[BEGIN]

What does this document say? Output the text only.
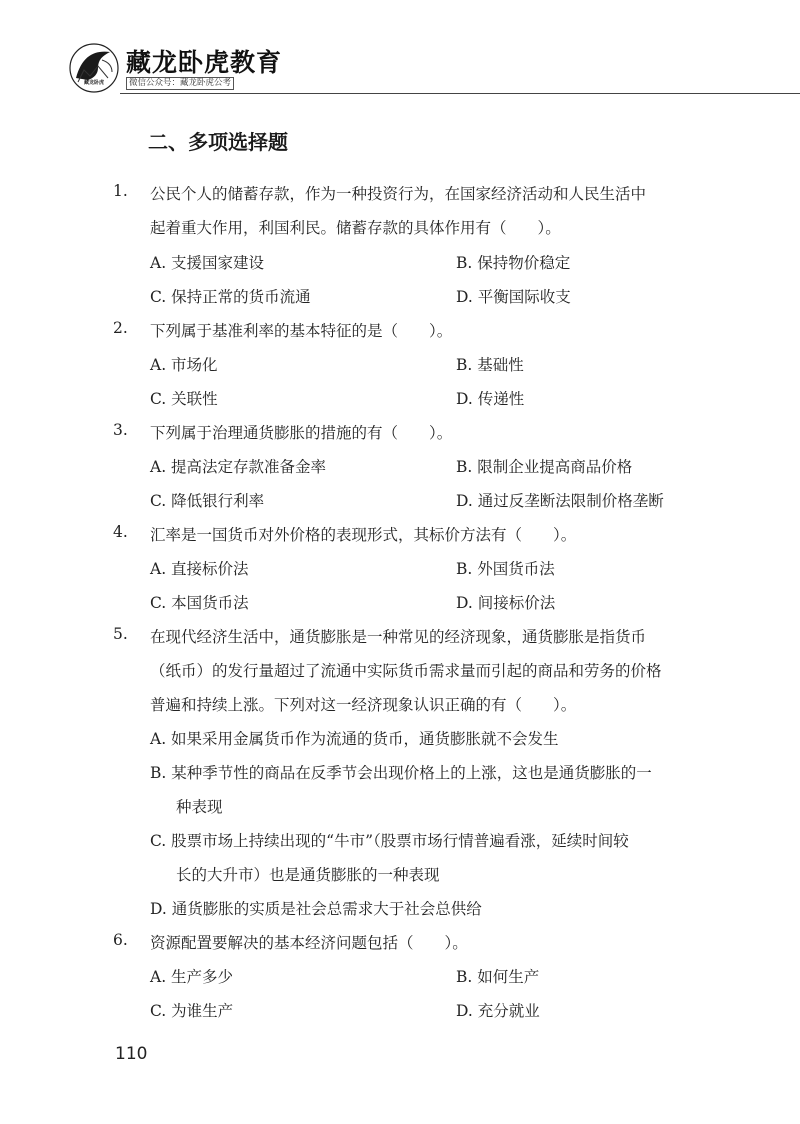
藏龙卧虎
藏龙卧虎教育
微信公众号：藏龙卧虎公考
二、多项选择题
1. 公民个人的储蓄存款，作为一种投资行为，在国家经济活动和人民生活中
起着重大作用，利国利民。储蓄存款的具体作用有（　　）。
A. 支援国家建设	B. 保持物价稳定
C. 保持正常的货币流通	D. 平衡国际收支
2. 下列属于基准利率的基本特征的是（　　）。
A. 市场化	B. 基础性
C. 关联性	D. 传递性
3. 下列属于治理通货膨胀的措施的有（　　）。
A. 提高法定存款准备金率	B. 限制企业提高商品价格
C. 降低银行利率	D. 通过反垄断法限制价格垄断
4. 汇率是一国货币对外价格的表现形式，其标价方法有（　　）。
A. 直接标价法	B. 外国货币法
C. 本国货币法	D. 间接标价法
5. 在现代经济生活中，通货膨胀是一种常见的经济现象，通货膨胀是指货币
（纸币）的发行量超过了流通中实际货币需求量而引起的商品和劳务的价格
普遍和持续上涨。下列对这一经济现象认识正确的有（　　）。
A. 如果采用金属货币作为流通的货币，通货膨胀就不会发生
B. 某种季节性的商品在反季节会出现价格上的上涨，这也是通货膨胀的一
种表现
C. 股票市场上持续出现的“牛市”（股票市场行情普遍看涨，延续时间较
长的大升市）也是通货膨胀的一种表现
D. 通货膨胀的实质是社会总需求大于社会总供给
6. 资源配置要解决的基本经济问题包括（　　）。
A. 生产多少	B. 如何生产
C. 为谁生产	D. 充分就业
110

[END]

Stated exercise ::
Transcribe every line in the entries above, taking out only the images.

Reply ::
What does this document say? Output the text only.
藏龙卧虎
藏龙卧虎教育
微信公众号：藏龙卧虎公考
二、多项选择题
1. 公民个人的储蓄存款，作为一种投资行为，在国家经济活动和人民生活中
起着重大作用，利国利民。储蓄存款的具体作用有（　　）。
A. 支援国家建设	B. 保持物价稳定
C. 保持正常的货币流通	D. 平衡国际收支
2. 下列属于基准利率的基本特征的是（　　）。
A. 市场化	B. 基础性
C. 关联性	D. 传递性
3. 下列属于治理通货膨胀的措施的有（　　）。
A. 提高法定存款准备金率	B. 限制企业提高商品价格
C. 降低银行利率	D. 通过反垄断法限制价格垄断
4. 汇率是一国货币对外价格的表现形式，其标价方法有（　　）。
A. 直接标价法	B. 外国货币法
C. 本国货币法	D. 间接标价法
5. 在现代经济生活中，通货膨胀是一种常见的经济现象，通货膨胀是指货币
（纸币）的发行量超过了流通中实际货币需求量而引起的商品和劳务的价格
普遍和持续上涨。下列对这一经济现象认识正确的有（　　）。
A. 如果采用金属货币作为流通的货币，通货膨胀就不会发生
B. 某种季节性的商品在反季节会出现价格上的上涨，这也是通货膨胀的一
种表现
C. 股票市场上持续出现的“牛市”（股票市场行情普遍看涨，延续时间较
长的大升市）也是通货膨胀的一种表现
D. 通货膨胀的实质是社会总需求大于社会总供给
6. 资源配置要解决的基本经济问题包括（　　）。
A. 生产多少	B. 如何生产
C. 为谁生产	D. 充分就业
110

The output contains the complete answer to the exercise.